* QUOTED TEXT *

Ed Wenck | Feb 13, 2020

Peter Aylett (Archimedia/HTE) has an iPad graveyard. Tablets that are now effectively paperweights, with processors that simply can’t process the current iOS. Aylett has a photograph that he uses as the opening slide for his newest CEDIA Talk, “Planned Obsolescence.”

 
“Computers are infamous for their rapid obsolescence,” notes Aylett, “and now most everything an integrator installs is a computer, even if it’s in disguise.”
 
“It used to be that everything we installed was passive,” he says. Now, a device has a life that’s limited in part by “disintermediation” – when a supplier issues, say, a firmware update, that supplier has cut out the middleman (you, oh CEDIA integrator) between the factory and the end user. And often, the device itself is designed to become obsolete in just a few years, usually with the advent of the next version of that device.
 
A great example? “We have 4K TVs that were sold with HDCP (High-bandwidth Digital Content Protection) – and now they’re bricks on the wall after HDCP 2.2 went into effect,” says Aylett.
 

“Sell the idea of platforms, not systems."


Aylett notes that a prominent manufacturer recently told its customers that some of its older gear would soon stop receiving updates. This wasn’t a nefarious position. “They had to,” says Aylett. Those older products just can’t keep up.
 
So what’s an integrator to do?
 
“Sell the idea of platforms, not systems,” says Aylett. Get the client accustomed to that fact, like his or her phone, that smart speaker or that media server will eventually be outmoded. Curate the updates for your clients. Understand how to make the home network as robust and expandable as possible.
 
“And borrow an idea from the commercial world,” Aylett suggests. “Give the client the cost over the life of that installation -- the ‘refresh cycle.’” It’s a bit of math that CFOs demand so that they can budget over time, as Aylett explains: “If a system is expected to last for ten years, what will be the ultimate cost per year?”

* SUPPLIED MATERIAL *
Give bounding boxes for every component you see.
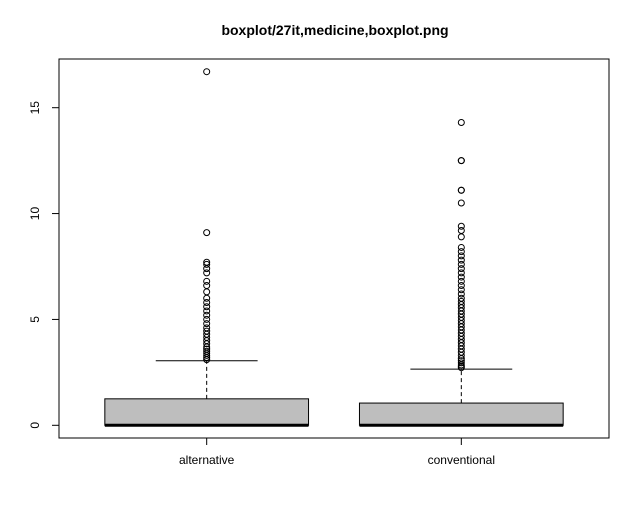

* GIVEN PROBLEM *
In the article above on planned obsolescence, reproduce word for word the passage that begins at the words "So what’s an" and stops after the words "expandable as possible.".

* TASK OUTPUT *
So what’s an integrator to do?
 
“Sell the idea of platforms, not systems,” says Aylett. Get the client accustomed to that fact, like his or her phone, that smart speaker or that media server will eventually be outmoded. Curate the updates for your clients. Understand how to make the home network as robust and expandable as possible.